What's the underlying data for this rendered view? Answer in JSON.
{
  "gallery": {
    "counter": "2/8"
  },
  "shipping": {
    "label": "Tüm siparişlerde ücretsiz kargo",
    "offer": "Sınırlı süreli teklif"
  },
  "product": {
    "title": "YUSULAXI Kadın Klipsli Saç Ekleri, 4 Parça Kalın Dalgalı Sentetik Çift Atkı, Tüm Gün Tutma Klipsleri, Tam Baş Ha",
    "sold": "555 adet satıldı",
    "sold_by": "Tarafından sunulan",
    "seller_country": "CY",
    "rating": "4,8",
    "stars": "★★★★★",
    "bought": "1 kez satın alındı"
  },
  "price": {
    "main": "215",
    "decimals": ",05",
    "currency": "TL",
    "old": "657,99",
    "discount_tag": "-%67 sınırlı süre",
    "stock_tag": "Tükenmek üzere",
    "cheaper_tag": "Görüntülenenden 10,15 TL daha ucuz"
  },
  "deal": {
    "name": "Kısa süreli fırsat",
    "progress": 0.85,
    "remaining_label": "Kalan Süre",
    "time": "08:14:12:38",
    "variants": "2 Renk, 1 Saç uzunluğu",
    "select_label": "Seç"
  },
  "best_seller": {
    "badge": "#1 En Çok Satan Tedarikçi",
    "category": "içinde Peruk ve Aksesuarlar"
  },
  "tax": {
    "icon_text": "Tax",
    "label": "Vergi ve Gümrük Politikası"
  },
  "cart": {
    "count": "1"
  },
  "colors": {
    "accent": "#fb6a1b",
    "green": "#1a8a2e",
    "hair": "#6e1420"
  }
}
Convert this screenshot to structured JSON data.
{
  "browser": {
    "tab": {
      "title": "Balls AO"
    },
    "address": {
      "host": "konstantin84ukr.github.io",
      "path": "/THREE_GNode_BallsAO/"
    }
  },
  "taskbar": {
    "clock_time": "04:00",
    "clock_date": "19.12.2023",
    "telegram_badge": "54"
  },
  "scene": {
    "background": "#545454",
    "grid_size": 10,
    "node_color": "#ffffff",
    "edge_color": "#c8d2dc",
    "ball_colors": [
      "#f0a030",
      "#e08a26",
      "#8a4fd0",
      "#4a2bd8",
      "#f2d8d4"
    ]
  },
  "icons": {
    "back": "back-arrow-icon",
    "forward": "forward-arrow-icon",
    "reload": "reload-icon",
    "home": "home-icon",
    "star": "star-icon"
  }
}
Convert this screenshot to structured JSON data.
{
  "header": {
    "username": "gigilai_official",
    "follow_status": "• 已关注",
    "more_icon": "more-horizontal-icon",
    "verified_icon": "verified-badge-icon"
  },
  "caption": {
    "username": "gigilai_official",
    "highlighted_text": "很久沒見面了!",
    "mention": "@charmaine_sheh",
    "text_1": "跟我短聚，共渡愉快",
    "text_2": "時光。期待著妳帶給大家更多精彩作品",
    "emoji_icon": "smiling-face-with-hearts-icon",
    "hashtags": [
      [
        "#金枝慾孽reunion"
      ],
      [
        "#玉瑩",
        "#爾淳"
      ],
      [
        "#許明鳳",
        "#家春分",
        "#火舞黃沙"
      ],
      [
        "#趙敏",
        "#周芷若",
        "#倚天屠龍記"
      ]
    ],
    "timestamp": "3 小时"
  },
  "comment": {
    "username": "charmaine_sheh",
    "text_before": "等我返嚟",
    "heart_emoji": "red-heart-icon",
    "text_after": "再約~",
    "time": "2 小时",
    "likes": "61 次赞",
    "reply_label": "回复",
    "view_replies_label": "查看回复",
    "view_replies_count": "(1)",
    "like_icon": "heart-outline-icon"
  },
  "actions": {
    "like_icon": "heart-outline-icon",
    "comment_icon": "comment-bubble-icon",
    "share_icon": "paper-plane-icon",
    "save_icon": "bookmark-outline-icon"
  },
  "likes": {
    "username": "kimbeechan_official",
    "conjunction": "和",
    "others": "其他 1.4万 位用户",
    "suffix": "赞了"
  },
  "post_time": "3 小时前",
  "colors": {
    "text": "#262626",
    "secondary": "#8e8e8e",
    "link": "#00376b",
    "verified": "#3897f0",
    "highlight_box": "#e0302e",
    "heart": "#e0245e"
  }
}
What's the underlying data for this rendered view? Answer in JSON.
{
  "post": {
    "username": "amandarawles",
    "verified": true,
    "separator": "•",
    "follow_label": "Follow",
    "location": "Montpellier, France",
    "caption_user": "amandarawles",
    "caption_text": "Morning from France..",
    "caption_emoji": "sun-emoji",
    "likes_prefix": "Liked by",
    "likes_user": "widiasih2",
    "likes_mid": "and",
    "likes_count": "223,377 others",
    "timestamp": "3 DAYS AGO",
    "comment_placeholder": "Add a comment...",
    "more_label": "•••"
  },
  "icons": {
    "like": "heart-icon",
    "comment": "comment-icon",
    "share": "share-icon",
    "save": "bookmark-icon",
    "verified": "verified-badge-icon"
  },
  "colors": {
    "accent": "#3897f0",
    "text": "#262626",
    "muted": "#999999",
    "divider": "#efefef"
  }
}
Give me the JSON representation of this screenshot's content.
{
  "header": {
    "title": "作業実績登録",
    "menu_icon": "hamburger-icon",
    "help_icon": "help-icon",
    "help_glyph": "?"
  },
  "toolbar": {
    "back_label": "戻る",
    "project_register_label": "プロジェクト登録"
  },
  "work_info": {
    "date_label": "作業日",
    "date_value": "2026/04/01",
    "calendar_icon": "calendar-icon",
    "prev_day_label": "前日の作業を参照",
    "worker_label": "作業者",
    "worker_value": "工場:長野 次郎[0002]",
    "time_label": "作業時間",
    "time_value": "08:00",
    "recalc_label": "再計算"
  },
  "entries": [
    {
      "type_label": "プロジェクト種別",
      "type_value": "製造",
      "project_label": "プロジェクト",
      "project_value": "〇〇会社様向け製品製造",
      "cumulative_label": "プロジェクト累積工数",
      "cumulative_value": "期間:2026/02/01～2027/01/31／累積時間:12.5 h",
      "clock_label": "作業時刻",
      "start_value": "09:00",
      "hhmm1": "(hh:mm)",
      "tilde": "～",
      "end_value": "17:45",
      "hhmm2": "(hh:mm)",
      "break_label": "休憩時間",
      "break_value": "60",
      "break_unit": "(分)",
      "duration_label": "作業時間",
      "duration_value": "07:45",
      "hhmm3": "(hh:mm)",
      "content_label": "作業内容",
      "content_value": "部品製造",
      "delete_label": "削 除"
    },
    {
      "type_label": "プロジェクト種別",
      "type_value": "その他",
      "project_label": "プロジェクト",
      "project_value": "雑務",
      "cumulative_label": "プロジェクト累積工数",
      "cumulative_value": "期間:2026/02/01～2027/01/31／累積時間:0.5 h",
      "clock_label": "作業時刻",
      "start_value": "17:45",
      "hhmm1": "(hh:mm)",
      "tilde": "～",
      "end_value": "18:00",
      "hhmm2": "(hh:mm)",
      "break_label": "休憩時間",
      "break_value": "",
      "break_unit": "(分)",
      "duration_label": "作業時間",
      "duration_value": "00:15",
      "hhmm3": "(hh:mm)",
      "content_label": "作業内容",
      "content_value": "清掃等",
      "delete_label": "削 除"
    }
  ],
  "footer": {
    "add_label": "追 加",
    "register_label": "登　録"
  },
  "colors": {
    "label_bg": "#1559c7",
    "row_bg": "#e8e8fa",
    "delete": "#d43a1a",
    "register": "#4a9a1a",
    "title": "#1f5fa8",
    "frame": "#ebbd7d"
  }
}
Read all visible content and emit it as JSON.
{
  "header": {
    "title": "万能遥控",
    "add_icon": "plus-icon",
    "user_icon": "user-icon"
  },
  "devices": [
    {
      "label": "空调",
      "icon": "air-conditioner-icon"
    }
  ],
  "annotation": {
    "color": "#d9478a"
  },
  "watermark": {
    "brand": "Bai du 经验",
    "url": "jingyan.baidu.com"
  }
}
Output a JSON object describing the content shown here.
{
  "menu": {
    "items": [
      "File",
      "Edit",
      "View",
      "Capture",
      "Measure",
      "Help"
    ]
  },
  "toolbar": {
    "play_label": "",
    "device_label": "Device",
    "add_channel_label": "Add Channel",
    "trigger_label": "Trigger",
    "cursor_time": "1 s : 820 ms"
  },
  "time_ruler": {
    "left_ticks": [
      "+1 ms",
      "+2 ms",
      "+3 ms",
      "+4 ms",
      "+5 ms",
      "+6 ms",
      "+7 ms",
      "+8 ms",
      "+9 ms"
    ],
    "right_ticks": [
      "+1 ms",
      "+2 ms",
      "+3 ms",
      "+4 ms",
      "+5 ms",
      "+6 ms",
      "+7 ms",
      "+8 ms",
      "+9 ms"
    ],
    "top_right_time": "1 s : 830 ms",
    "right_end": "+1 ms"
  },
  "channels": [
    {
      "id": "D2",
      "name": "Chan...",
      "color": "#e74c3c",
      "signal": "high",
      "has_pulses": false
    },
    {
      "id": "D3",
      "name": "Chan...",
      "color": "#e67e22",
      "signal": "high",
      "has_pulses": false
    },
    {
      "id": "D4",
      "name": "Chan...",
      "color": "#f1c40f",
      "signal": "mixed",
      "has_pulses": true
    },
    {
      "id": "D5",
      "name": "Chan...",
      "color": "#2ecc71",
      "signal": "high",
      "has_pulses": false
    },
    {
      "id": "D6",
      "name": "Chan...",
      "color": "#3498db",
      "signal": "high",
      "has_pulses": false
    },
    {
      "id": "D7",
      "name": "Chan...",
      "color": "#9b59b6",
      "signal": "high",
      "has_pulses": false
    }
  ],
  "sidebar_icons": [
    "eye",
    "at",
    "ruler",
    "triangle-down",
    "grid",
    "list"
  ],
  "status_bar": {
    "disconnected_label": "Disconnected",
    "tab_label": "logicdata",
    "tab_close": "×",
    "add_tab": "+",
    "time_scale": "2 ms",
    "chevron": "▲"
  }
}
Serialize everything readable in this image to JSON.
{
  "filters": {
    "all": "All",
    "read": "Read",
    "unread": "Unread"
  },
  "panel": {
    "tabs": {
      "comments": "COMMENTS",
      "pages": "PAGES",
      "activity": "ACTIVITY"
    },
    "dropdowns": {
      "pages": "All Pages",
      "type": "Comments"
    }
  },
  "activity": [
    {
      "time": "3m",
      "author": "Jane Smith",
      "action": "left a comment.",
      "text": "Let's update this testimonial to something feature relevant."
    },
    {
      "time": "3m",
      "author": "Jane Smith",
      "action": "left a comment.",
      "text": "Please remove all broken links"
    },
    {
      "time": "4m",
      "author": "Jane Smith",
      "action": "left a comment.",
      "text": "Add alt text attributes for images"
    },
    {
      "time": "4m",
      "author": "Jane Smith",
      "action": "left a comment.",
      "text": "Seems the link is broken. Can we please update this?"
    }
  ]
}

##########

**Written exercise**
Set down, unchanged, the line that contains "Serialize everything readable" together with every later line in the records, through the last one.

**Task solution**
Serialize everything readable in this image to JSON.
{
  "filters": {
    "all": "All",
    "read": "Read",
    "unread": "Unread"
  },
  "panel": {
    "tabs": {
      "comments": "COMMENTS",
      "pages": "PAGES",
      "activity": "ACTIVITY"
    },
    "dropdowns": {
      "pages": "All Pages",
      "type": "Comments"
    }
  },
  "activity": [
    {
      "time": "3m",
      "author": "Jane Smith",
      "action": "left a comment.",
      "text": "Let's update this testimonial to something feature relevant."
    },
    {
      "time": "3m",
      "author": "Jane Smith",
      "action": "left a comment.",
      "text": "Please remove all broken links"
    },
    {
      "time": "4m",
      "author": "Jane Smith",
      "action": "left a comment.",
      "text": "Add alt text attributes for images"
    },
    {
      "time": "4m",
      "author": "Jane Smith",
      "action": "left a comment.",
      "text": "Seems the link is broken. Can we please update this?"
    }
  ]
}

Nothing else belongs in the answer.